Filter the records below down to lines containing "header".
^^^^
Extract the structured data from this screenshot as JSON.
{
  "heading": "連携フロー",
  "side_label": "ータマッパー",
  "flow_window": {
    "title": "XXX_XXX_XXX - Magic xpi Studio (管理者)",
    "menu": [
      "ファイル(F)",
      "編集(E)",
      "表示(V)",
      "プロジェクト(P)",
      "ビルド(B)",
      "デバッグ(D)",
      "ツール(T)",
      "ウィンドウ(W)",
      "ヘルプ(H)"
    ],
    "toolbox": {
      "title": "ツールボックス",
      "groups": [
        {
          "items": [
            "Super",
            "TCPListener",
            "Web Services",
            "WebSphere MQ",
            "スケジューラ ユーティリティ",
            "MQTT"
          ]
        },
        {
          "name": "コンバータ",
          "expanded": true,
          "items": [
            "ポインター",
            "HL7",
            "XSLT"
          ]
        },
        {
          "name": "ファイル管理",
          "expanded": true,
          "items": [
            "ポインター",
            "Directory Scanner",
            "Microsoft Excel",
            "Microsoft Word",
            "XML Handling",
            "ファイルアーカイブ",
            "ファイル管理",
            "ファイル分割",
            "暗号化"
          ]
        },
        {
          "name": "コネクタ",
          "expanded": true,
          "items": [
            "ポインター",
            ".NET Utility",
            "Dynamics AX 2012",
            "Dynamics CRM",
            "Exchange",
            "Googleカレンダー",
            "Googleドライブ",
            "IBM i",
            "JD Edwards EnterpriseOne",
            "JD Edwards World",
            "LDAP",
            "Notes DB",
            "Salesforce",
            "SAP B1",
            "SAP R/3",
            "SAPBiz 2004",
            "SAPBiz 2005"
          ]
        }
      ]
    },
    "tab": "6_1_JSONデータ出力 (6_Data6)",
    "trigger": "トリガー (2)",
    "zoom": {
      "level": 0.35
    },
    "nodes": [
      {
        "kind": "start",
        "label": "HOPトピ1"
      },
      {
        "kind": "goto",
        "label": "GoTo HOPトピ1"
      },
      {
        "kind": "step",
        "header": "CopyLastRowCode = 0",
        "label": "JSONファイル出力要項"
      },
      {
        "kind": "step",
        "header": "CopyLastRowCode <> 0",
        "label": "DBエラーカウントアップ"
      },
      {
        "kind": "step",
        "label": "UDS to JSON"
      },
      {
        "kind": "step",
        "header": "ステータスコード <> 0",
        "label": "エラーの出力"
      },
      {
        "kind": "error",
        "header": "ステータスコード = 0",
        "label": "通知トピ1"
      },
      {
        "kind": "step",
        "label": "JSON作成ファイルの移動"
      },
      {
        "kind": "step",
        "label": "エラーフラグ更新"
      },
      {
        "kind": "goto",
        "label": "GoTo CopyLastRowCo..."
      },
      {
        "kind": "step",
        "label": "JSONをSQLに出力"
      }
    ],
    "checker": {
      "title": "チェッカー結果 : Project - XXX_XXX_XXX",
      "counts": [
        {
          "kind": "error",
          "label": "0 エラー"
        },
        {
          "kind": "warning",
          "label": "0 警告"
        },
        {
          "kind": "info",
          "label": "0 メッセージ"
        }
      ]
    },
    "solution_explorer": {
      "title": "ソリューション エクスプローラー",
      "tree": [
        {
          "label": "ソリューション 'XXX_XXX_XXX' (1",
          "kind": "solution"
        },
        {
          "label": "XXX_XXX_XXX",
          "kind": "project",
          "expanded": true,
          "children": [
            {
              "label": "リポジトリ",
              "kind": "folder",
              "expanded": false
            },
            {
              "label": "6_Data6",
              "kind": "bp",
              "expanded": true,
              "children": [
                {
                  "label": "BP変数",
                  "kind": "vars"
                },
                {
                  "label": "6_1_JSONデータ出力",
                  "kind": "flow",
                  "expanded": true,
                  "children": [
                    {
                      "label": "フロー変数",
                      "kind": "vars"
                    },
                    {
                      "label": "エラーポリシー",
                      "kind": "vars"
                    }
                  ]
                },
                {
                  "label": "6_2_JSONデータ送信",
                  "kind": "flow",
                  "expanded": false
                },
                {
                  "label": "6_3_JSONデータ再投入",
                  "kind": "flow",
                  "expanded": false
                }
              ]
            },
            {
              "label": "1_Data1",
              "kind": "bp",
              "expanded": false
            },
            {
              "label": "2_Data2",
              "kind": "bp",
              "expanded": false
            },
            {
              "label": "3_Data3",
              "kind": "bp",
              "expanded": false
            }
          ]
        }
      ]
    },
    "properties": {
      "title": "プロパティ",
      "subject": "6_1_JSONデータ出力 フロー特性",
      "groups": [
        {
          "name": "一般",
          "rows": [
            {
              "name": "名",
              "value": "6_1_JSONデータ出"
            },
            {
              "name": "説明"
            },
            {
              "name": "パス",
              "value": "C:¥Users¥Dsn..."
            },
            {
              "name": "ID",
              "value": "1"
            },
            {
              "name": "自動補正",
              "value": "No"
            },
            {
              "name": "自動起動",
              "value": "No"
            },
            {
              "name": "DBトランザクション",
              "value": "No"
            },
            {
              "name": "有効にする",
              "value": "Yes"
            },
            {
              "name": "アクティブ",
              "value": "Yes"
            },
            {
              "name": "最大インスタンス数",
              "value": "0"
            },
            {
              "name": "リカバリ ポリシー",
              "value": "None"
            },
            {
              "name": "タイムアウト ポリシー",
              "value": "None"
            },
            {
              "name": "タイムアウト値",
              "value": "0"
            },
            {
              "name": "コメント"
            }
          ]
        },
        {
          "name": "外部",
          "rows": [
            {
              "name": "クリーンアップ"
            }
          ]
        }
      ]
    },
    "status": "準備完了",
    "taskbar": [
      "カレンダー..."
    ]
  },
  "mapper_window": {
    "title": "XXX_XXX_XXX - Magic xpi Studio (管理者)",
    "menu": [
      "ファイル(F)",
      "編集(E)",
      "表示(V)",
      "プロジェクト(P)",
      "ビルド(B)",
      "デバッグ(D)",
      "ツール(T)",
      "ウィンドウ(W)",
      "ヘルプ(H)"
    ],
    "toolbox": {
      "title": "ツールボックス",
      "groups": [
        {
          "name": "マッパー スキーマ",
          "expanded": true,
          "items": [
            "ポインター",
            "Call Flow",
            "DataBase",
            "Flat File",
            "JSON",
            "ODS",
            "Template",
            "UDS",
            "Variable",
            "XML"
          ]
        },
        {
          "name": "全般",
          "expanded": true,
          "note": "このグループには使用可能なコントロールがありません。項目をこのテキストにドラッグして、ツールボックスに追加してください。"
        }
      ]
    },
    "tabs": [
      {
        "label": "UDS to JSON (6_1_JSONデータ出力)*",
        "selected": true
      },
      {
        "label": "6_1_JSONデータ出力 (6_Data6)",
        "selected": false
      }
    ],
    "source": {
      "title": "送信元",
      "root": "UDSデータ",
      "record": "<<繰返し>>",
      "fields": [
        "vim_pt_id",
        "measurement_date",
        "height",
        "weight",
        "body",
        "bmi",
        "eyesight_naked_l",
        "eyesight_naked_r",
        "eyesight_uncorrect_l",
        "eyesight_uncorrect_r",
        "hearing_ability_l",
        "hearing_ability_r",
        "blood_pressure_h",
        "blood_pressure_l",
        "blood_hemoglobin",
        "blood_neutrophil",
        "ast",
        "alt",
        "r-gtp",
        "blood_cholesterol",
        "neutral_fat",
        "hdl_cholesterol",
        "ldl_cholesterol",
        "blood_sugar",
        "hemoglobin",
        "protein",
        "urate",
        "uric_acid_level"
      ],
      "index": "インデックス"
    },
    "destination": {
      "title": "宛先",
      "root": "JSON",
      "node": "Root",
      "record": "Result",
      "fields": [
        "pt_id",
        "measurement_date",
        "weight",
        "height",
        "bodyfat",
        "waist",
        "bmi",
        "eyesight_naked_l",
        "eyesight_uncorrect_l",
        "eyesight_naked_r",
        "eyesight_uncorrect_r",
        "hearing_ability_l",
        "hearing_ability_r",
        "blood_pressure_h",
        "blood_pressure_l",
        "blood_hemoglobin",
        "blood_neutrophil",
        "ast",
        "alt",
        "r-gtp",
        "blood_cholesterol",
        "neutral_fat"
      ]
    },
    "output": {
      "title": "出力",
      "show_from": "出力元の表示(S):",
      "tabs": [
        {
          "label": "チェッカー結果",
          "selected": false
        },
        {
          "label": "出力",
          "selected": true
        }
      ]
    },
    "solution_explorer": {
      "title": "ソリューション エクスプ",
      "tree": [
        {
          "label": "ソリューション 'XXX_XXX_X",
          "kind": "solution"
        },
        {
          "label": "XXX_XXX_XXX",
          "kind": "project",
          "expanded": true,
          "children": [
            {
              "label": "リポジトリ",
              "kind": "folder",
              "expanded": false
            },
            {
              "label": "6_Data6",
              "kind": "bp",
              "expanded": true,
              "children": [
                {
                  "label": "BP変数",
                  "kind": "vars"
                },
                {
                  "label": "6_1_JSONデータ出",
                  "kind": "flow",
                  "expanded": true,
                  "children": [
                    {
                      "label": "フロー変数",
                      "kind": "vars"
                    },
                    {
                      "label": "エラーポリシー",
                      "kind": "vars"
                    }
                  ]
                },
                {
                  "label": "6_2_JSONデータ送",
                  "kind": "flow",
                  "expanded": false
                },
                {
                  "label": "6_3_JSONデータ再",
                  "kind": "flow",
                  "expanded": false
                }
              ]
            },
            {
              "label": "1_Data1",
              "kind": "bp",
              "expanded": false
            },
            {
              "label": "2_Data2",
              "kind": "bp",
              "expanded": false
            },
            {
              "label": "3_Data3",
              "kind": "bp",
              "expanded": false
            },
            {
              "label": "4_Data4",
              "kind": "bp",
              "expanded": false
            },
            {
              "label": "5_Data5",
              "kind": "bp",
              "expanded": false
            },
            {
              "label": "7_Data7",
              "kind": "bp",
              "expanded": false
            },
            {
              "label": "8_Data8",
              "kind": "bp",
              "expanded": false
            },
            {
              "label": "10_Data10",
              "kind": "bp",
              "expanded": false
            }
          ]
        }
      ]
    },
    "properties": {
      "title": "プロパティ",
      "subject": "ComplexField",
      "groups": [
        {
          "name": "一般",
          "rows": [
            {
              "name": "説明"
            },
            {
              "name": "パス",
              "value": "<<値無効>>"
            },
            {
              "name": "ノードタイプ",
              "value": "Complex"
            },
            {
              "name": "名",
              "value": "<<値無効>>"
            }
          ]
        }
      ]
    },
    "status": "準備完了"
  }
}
^^^^
_Exercise response_
        "header": "CopyLastRowCode = 0",
        "header": "CopyLastRowCode <> 0",
        "header": "ステータスコード <> 0",
        "header": "ステータスコード = 0",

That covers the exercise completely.